Collected data entries:
********************
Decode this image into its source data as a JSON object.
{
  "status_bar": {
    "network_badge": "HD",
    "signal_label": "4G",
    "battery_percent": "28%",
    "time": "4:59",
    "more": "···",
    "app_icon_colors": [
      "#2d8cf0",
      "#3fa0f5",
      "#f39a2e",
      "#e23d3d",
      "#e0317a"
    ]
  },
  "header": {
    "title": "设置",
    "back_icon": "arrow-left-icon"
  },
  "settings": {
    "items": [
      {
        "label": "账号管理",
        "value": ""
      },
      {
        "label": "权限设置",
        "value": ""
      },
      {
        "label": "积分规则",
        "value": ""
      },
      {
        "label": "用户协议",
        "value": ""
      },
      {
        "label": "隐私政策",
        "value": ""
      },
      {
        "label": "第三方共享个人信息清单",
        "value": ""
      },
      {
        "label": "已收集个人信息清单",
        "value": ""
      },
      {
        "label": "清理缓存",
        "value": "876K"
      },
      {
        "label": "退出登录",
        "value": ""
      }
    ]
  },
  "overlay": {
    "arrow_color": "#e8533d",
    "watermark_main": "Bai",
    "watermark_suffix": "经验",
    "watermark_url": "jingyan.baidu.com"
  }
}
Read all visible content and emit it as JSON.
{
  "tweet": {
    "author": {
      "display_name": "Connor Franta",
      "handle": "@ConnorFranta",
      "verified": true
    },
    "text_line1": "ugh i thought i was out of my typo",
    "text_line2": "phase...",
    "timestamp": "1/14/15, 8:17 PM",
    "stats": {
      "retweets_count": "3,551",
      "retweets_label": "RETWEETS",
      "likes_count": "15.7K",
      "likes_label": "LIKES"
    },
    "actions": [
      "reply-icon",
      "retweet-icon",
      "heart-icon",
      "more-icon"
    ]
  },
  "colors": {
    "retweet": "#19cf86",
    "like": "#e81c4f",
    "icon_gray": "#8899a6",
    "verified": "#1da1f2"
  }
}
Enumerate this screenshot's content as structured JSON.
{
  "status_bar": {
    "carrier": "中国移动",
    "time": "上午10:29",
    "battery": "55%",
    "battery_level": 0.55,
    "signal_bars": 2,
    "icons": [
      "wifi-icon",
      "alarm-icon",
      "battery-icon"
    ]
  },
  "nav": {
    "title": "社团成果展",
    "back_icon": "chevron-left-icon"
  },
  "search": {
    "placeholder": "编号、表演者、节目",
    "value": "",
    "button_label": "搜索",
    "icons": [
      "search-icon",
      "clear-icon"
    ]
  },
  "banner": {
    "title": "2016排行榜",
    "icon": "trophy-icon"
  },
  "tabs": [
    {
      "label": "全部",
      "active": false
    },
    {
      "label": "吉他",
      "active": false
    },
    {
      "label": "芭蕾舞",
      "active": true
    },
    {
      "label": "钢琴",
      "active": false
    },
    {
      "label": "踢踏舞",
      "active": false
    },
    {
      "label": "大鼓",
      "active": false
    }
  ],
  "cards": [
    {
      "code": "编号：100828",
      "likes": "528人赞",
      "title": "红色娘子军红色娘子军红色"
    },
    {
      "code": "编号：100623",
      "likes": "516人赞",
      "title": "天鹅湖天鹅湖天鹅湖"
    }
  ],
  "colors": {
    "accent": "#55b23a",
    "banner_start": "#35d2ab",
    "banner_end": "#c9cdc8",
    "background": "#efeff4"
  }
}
********************
What the task requires: Using the material above, print every entry exactly as written.

Solved exercise:
Decode this image into its source data as a JSON object.
{
  "status_bar": {
    "network_badge": "HD",
    "signal_label": "4G",
    "battery_percent": "28%",
    "time": "4:59",
    "more": "···",
    "app_icon_colors": [
      "#2d8cf0",
      "#3fa0f5",
      "#f39a2e",
      "#e23d3d",
      "#e0317a"
    ]
  },
  "header": {
    "title": "设置",
    "back_icon": "arrow-left-icon"
  },
  "settings": {
    "items": [
      {
        "label": "账号管理",
        "value": ""
      },
      {
        "label": "权限设置",
        "value": ""
      },
      {
        "label": "积分规则",
        "value": ""
      },
      {
        "label": "用户协议",
        "value": ""
      },
      {
        "label": "隐私政策",
        "value": ""
      },
      {
        "label": "第三方共享个人信息清单",
        "value": ""
      },
      {
        "label": "已收集个人信息清单",
        "value": ""
      },
      {
        "label": "清理缓存",
        "value": "876K"
      },
      {
        "label": "退出登录",
        "value": ""
      }
    ]
  },
  "overlay": {
    "arrow_color": "#e8533d",
    "watermark_main": "Bai",
    "watermark_suffix": "经验",
    "watermark_url": "jingyan.baidu.com"
  }
}
Read all visible content and emit it as JSON.
{
  "tweet": {
    "author": {
      "display_name": "Connor Franta",
      "handle": "@ConnorFranta",
      "verified": true
    },
    "text_line1": "ugh i thought i was out of my typo",
    "text_line2": "phase...",
    "timestamp": "1/14/15, 8:17 PM",
    "stats": {
      "retweets_count": "3,551",
      "retweets_label": "RETWEETS",
      "likes_count": "15.7K",
      "likes_label": "LIKES"
    },
    "actions": [
      "reply-icon",
      "retweet-icon",
      "heart-icon",
      "more-icon"
    ]
  },
  "colors": {
    "retweet": "#19cf86",
    "like": "#e81c4f",
    "icon_gray": "#8899a6",
    "verified": "#1da1f2"
  }
}
Enumerate this screenshot's content as structured JSON.
{
  "status_bar": {
    "carrier": "中国移动",
    "time": "上午10:29",
    "battery": "55%",
    "battery_level": 0.55,
    "signal_bars": 2,
    "icons": [
      "wifi-icon",
      "alarm-icon",
      "battery-icon"
    ]
  },
  "nav": {
    "title": "社团成果展",
    "back_icon": "chevron-left-icon"
  },
  "search": {
    "placeholder": "编号、表演者、节目",
    "value": "",
    "button_label": "搜索",
    "icons": [
      "search-icon",
      "clear-icon"
    ]
  },
  "banner": {
    "title": "2016排行榜",
    "icon": "trophy-icon"
  },
  "tabs": [
    {
      "label": "全部",
      "active": false
    },
    {
      "label": "吉他",
      "active": false
    },
    {
      "label": "芭蕾舞",
      "active": true
    },
    {
      "label": "钢琴",
      "active": false
    },
    {
      "label": "踢踏舞",
      "active": false
    },
    {
      "label": "大鼓",
      "active": false
    }
  ],
  "cards": [
    {
      "code": "编号：100828",
      "likes": "528人赞",
      "title": "红色娘子军红色娘子军红色"
    },
    {
      "code": "编号：100623",
      "likes": "516人赞",
      "title": "天鹅湖天鹅湖天鹅湖"
    }
  ],
  "colors": {
    "accent": "#55b23a",
    "banner_start": "#35d2ab",
    "banner_end": "#c9cdc8",
    "background": "#efeff4"
  }
}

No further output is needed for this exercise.